The problem:
From the entries below, extract every line that includes the word "pemerian".

____ Given data

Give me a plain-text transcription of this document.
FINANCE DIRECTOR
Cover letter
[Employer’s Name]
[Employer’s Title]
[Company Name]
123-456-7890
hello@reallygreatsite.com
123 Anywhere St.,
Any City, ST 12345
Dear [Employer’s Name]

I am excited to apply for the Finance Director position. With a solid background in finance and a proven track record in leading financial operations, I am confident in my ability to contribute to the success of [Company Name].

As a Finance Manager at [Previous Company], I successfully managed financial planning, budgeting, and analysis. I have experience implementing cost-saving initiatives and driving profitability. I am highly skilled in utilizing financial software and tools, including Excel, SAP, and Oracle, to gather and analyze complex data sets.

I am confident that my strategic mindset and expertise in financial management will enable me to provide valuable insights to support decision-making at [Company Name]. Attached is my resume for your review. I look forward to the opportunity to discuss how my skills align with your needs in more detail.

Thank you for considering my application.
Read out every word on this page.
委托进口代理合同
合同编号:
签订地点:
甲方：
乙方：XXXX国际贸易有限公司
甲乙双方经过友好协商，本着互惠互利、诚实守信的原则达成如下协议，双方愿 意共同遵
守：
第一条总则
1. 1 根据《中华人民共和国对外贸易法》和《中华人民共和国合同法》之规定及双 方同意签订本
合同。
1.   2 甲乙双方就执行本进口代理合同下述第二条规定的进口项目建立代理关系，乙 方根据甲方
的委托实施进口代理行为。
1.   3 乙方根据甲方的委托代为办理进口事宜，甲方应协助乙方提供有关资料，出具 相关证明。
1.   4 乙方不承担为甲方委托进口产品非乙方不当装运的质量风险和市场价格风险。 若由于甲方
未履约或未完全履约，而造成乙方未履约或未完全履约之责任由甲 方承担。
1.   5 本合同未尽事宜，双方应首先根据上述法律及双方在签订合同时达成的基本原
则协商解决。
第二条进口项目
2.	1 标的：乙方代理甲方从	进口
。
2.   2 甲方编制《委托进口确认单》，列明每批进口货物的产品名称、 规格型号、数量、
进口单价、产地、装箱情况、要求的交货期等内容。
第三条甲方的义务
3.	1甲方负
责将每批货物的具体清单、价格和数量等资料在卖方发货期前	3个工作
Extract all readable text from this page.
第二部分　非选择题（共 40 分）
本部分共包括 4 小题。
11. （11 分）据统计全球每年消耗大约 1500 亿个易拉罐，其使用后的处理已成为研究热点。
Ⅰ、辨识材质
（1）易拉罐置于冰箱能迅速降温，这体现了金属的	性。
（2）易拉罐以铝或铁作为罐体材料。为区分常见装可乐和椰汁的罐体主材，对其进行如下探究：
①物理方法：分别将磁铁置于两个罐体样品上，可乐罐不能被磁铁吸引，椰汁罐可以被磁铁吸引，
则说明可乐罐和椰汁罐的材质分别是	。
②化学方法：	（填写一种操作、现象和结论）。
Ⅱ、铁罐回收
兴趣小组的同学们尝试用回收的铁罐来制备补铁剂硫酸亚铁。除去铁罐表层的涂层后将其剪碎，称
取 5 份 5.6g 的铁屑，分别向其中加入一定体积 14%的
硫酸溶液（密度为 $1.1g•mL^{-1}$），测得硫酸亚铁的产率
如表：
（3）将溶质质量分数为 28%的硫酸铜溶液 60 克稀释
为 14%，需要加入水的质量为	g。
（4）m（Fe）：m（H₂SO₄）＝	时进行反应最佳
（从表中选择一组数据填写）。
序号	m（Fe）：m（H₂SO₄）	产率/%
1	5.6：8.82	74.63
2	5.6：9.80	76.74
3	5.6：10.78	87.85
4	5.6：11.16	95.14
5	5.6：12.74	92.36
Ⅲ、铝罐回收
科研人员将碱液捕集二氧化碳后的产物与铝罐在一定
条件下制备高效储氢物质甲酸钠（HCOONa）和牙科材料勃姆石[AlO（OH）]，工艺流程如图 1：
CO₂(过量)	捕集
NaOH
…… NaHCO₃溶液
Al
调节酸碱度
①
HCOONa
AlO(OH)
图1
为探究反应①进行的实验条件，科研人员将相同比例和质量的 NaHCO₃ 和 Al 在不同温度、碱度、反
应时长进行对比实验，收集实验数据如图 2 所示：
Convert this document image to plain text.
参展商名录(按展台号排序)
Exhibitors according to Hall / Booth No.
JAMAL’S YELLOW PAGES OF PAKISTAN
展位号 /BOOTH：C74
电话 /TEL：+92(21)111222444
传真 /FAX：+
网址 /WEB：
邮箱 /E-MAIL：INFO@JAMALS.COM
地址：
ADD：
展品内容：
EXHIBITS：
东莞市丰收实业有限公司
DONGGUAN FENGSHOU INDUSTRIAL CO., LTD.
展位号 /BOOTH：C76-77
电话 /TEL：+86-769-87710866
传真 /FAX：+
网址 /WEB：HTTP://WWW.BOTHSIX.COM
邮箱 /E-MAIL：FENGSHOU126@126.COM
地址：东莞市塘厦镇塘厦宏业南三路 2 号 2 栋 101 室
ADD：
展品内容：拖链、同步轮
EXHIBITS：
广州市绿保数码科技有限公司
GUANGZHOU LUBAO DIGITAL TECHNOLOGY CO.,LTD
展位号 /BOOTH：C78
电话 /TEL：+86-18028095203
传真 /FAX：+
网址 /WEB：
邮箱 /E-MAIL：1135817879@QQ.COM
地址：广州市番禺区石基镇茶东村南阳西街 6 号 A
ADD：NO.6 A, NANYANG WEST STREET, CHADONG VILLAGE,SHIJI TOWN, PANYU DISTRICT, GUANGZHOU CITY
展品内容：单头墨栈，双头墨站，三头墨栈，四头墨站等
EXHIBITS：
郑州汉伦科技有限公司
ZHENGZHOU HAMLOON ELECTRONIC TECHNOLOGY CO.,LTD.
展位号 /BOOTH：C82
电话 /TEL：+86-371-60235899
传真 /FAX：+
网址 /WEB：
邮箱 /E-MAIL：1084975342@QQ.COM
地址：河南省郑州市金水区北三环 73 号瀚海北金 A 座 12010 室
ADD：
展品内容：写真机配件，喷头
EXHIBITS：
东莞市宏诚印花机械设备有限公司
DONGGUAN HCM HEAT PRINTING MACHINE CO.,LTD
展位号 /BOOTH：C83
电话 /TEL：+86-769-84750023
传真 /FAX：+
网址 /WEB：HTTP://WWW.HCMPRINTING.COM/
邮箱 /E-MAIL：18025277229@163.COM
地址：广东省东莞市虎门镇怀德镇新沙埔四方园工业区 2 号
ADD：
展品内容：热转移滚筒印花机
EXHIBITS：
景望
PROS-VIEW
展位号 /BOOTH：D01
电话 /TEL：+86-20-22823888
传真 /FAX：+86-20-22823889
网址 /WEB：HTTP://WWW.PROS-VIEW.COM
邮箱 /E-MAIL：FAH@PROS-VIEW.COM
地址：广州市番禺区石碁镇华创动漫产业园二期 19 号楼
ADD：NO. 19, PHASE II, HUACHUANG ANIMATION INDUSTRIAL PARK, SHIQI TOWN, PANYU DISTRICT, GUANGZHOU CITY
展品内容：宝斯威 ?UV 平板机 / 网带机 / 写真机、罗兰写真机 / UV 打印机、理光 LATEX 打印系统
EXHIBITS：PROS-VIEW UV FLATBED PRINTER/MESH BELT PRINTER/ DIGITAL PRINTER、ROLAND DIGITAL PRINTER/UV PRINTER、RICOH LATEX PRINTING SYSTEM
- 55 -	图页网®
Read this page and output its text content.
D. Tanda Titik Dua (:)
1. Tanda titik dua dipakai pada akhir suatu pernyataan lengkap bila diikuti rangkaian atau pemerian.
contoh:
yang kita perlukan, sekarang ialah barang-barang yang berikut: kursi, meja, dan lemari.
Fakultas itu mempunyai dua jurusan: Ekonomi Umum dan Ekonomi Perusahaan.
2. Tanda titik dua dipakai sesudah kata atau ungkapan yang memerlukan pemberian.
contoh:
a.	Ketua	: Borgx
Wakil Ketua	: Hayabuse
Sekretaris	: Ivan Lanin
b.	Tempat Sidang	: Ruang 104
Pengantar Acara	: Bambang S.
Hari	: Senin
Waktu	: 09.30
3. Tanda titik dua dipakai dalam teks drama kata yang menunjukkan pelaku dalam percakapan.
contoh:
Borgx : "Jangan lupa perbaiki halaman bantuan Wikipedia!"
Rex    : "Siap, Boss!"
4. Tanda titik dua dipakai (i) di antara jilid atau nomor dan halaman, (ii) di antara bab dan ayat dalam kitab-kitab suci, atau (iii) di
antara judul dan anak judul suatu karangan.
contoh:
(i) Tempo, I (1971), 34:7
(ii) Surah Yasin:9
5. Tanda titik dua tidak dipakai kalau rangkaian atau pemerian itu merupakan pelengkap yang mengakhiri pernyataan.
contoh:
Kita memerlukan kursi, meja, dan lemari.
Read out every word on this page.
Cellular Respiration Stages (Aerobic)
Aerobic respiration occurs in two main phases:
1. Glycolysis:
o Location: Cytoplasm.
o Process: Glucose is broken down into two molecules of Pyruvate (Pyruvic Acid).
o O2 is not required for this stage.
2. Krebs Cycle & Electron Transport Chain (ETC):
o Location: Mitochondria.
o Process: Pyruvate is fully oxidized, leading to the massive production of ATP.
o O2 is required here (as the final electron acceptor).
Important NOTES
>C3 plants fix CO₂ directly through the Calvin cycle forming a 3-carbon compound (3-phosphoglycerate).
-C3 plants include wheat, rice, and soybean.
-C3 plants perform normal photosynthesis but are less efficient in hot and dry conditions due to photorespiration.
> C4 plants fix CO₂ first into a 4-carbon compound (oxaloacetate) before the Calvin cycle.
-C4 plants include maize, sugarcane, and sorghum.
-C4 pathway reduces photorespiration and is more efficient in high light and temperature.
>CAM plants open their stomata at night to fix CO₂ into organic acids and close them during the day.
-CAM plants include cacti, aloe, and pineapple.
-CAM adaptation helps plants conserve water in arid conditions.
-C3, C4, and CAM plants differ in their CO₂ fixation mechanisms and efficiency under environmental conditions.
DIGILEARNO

________

Reply:
1. Tanda titik dua dipakai pada akhir suatu pernyataan lengkap bila diikuti rangkaian atau pemerian.
5. Tanda titik dua tidak dipakai kalau rangkaian atau pemerian itu merupakan pelengkap yang mengakhiri pernyataan.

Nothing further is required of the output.